- _Exercise details_:
Search the records for the string "Nombre" and return each line that has it.

Entries provided Start Marker

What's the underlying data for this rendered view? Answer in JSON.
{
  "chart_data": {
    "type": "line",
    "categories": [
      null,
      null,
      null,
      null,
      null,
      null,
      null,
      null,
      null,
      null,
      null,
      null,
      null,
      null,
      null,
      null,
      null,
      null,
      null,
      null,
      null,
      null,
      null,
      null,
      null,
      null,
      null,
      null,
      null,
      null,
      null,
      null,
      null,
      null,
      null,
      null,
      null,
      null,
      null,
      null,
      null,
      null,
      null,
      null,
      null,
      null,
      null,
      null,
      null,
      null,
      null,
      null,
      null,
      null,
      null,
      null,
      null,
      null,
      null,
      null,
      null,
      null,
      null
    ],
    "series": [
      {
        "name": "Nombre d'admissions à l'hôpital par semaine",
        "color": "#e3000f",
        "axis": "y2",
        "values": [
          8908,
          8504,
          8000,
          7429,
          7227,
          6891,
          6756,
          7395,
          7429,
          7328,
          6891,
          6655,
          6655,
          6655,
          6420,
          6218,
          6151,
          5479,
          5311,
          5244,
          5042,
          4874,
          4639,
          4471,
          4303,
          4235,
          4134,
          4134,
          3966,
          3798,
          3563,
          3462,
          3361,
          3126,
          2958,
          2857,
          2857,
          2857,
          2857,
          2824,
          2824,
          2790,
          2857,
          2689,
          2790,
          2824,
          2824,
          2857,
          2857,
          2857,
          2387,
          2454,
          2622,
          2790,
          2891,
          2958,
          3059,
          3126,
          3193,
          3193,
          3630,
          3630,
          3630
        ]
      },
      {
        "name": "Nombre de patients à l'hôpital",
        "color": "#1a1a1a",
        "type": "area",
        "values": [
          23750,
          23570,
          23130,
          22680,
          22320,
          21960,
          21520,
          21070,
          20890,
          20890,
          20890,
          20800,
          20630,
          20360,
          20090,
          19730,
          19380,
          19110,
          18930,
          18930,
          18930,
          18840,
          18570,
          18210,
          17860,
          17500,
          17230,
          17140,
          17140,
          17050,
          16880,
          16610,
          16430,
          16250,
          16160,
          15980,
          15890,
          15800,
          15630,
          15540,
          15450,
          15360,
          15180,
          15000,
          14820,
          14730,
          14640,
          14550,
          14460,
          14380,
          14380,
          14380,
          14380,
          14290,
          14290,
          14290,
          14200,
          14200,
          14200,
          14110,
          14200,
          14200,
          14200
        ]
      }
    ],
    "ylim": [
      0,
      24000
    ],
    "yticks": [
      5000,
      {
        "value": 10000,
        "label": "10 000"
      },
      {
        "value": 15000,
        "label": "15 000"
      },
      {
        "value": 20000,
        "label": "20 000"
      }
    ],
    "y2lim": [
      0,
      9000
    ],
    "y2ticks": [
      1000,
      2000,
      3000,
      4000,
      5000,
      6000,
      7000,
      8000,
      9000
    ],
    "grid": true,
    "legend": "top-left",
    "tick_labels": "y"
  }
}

Entries provided End Marker

- _Your solution_:
        "name": "Nombre d'admissions à l'hôpital par semaine",
        "name": "Nombre de patients à l'hôpital",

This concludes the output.